INSTRUCTION :: Each line that includes "Propagate" counts once; give the total and nothing besides.

DATA FOR THIS EXERCISE ::
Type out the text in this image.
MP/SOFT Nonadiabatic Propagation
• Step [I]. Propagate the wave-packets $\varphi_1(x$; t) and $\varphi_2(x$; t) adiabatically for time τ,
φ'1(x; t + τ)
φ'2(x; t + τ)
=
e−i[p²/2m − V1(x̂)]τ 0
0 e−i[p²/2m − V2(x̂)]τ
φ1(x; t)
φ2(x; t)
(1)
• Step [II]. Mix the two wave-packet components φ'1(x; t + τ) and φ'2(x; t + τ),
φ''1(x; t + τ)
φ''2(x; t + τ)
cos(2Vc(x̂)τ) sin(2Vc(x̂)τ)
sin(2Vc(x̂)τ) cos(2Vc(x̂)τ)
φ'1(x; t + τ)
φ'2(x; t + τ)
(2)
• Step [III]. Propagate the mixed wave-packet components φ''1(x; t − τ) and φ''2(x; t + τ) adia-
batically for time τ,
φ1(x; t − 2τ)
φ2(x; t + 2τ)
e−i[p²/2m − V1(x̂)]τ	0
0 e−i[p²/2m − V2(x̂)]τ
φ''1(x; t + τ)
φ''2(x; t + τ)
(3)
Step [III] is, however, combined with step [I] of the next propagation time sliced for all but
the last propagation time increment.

EXERCISE RESULT :: 2